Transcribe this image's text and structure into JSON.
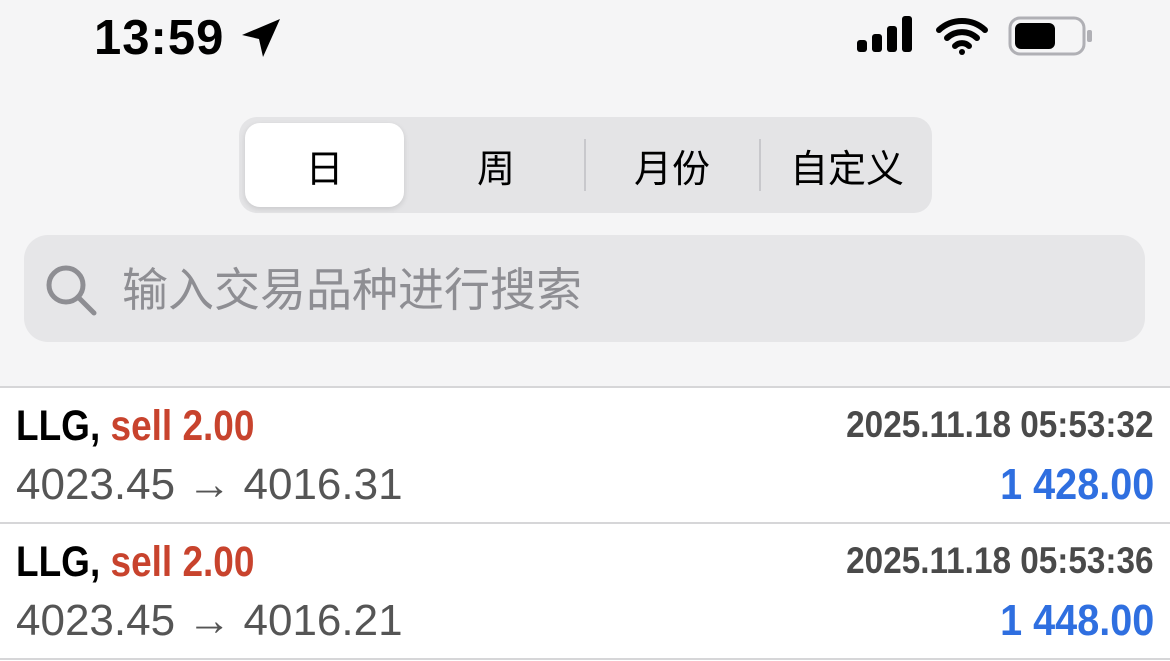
{
  "status_bar": {
    "time": "13:59",
    "icons": [
      "location-arrow-icon",
      "cellular-signal-icon",
      "wifi-icon",
      "battery-icon"
    ]
  },
  "segmented": {
    "tabs": [
      {
        "label": "日",
        "selected": true
      },
      {
        "label": "周",
        "selected": false
      },
      {
        "label": "月份",
        "selected": false
      },
      {
        "label": "自定义",
        "selected": false
      }
    ]
  },
  "search": {
    "placeholder": "输入交易品种进行搜索",
    "value": ""
  },
  "deals": [
    {
      "symbol": "LLG,",
      "side": "sell 2.00",
      "datetime": "2025.11.18 05:53:32",
      "prices": "4023.45 → 4016.31",
      "profit": "1 428.00"
    },
    {
      "symbol": "LLG,",
      "side": "sell 2.00",
      "datetime": "2025.11.18 05:53:36",
      "prices": "4023.45 → 4016.21",
      "profit": "1 448.00"
    }
  ],
  "colors": {
    "sell": "#c8432d",
    "profit": "#2f6fe0",
    "background": "#f5f5f6"
  }
}
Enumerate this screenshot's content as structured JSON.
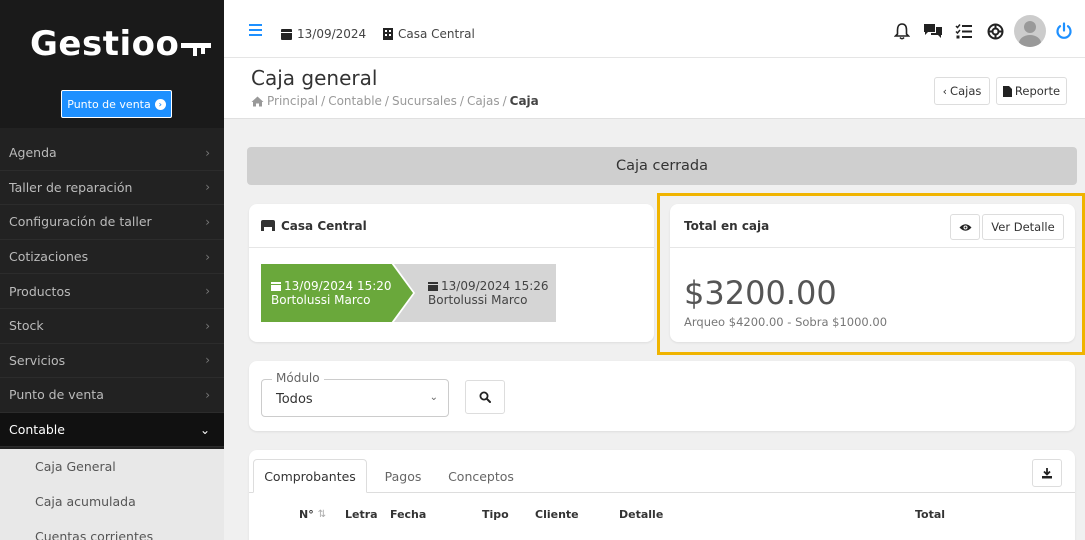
{
  "app": {
    "logo": "Gestioo"
  },
  "sidebar": {
    "pos_button": "Punto de venta",
    "items": [
      {
        "label": "Agenda"
      },
      {
        "label": "Taller de reparación"
      },
      {
        "label": "Configuración de taller"
      },
      {
        "label": "Cotizaciones"
      },
      {
        "label": "Productos"
      },
      {
        "label": "Stock"
      },
      {
        "label": "Servicios"
      },
      {
        "label": "Punto de venta"
      },
      {
        "label": "Contable"
      }
    ],
    "subitems": [
      {
        "label": "Caja General"
      },
      {
        "label": "Caja acumulada"
      },
      {
        "label": "Cuentas corrientes"
      }
    ]
  },
  "topbar": {
    "date": "13/09/2024",
    "branch": "Casa Central"
  },
  "header": {
    "title": "Caja general",
    "breadcrumb": [
      "Principal",
      "Contable",
      "Sucursales",
      "Cajas",
      "Caja"
    ],
    "btn_cajas": "Cajas",
    "btn_reporte": "Reporte"
  },
  "status": {
    "text": "Caja cerrada"
  },
  "branch_card": {
    "title": "Casa Central",
    "open": {
      "datetime": "13/09/2024 15:20",
      "user": "Bortolussi Marco"
    },
    "close": {
      "datetime": "13/09/2024 15:26",
      "user": "Bortolussi Marco"
    }
  },
  "total_card": {
    "title": "Total en caja",
    "detail_button": "Ver Detalle",
    "amount": "$3200.00",
    "sub": "Arqueo $4200.00 - Sobra $1000.00"
  },
  "filter": {
    "legend": "Módulo",
    "value": "Todos"
  },
  "tabs": [
    {
      "label": "Comprobantes"
    },
    {
      "label": "Pagos"
    },
    {
      "label": "Conceptos"
    }
  ],
  "columns": [
    "N°",
    "Letra",
    "Fecha",
    "Tipo",
    "Cliente",
    "Detalle",
    "Total"
  ],
  "colors": {
    "accent": "#1e90ff",
    "open_step": "#6aa83b",
    "highlight": "#f0b400"
  }
}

Exercise prompt |
Repeat each line of the records above exactly, but do not copy the pictures.

Written response |
Transcribe this image's text and structure into JSON.
{
  "status_bar": {
    "time": "13:59",
    "icons": [
      "location-arrow-icon",
      "cellular-signal-icon",
      "wifi-icon",
      "battery-icon"
    ]
  },
  "segmented": {
    "tabs": [
      {
        "label": "日",
        "selected": true
      },
      {
        "label": "周",
        "selected": false
      },
      {
        "label": "月份",
        "selected": false
      },
      {
        "label": "自定义",
        "selected": false
      }
    ]
  },
  "search": {
    "placeholder": "输入交易品种进行搜索",
    "value": ""
  },
  "deals": [
    {
      "symbol": "LLG,",
      "side": "sell 2.00",
      "datetime": "2025.11.18 05:53:32",
      "prices": "4023.45 → 4016.31",
      "profit": "1 428.00"
    },
    {
      "symbol": "LLG,",
      "side": "sell 2.00",
      "datetime": "2025.11.18 05:53:36",
      "prices": "4023.45 → 4016.21",
      "profit": "1 448.00"
    }
  ],
  "colors": {
    "sell": "#c8432d",
    "profit": "#2f6fe0",
    "background": "#f5f5f6"
  }
}
Enumerate this screenshot's content as structured JSON.
{
  "app": {
    "logo": "Gestioo"
  },
  "sidebar": {
    "pos_button": "Punto de venta",
    "items": [
      {
        "label": "Agenda"
      },
      {
        "label": "Taller de reparación"
      },
      {
        "label": "Configuración de taller"
      },
      {
        "label": "Cotizaciones"
      },
      {
        "label": "Productos"
      },
      {
        "label": "Stock"
      },
      {
        "label": "Servicios"
      },
      {
        "label": "Punto de venta"
      },
      {
        "label": "Contable"
      }
    ],
    "subitems": [
      {
        "label": "Caja General"
      },
      {
        "label": "Caja acumulada"
      },
      {
        "label": "Cuentas corrientes"
      }
    ]
  },
  "topbar": {
    "date": "13/09/2024",
    "branch": "Casa Central"
  },
  "header": {
    "title": "Caja general",
    "breadcrumb": [
      "Principal",
      "Contable",
      "Sucursales",
      "Cajas",
      "Caja"
    ],
    "btn_cajas": "Cajas",
    "btn_reporte": "Reporte"
  },
  "status": {
    "text": "Caja cerrada"
  },
  "branch_card": {
    "title": "Casa Central",
    "open": {
      "datetime": "13/09/2024 15:20",
      "user": "Bortolussi Marco"
    },
    "close": {
      "datetime": "13/09/2024 15:26",
      "user": "Bortolussi Marco"
    }
  },
  "total_card": {
    "title": "Total en caja",
    "detail_button": "Ver Detalle",
    "amount": "$3200.00",
    "sub": "Arqueo $4200.00 - Sobra $1000.00"
  },
  "filter": {
    "legend": "Módulo",
    "value": "Todos"
  },
  "tabs": [
    {
      "label": "Comprobantes"
    },
    {
      "label": "Pagos"
    },
    {
      "label": "Conceptos"
    }
  ],
  "columns": [
    "N°",
    "Letra",
    "Fecha",
    "Tipo",
    "Cliente",
    "Detalle",
    "Total"
  ],
  "colors": {
    "accent": "#1e90ff",
    "open_step": "#6aa83b",
    "highlight": "#f0b400"
  }
}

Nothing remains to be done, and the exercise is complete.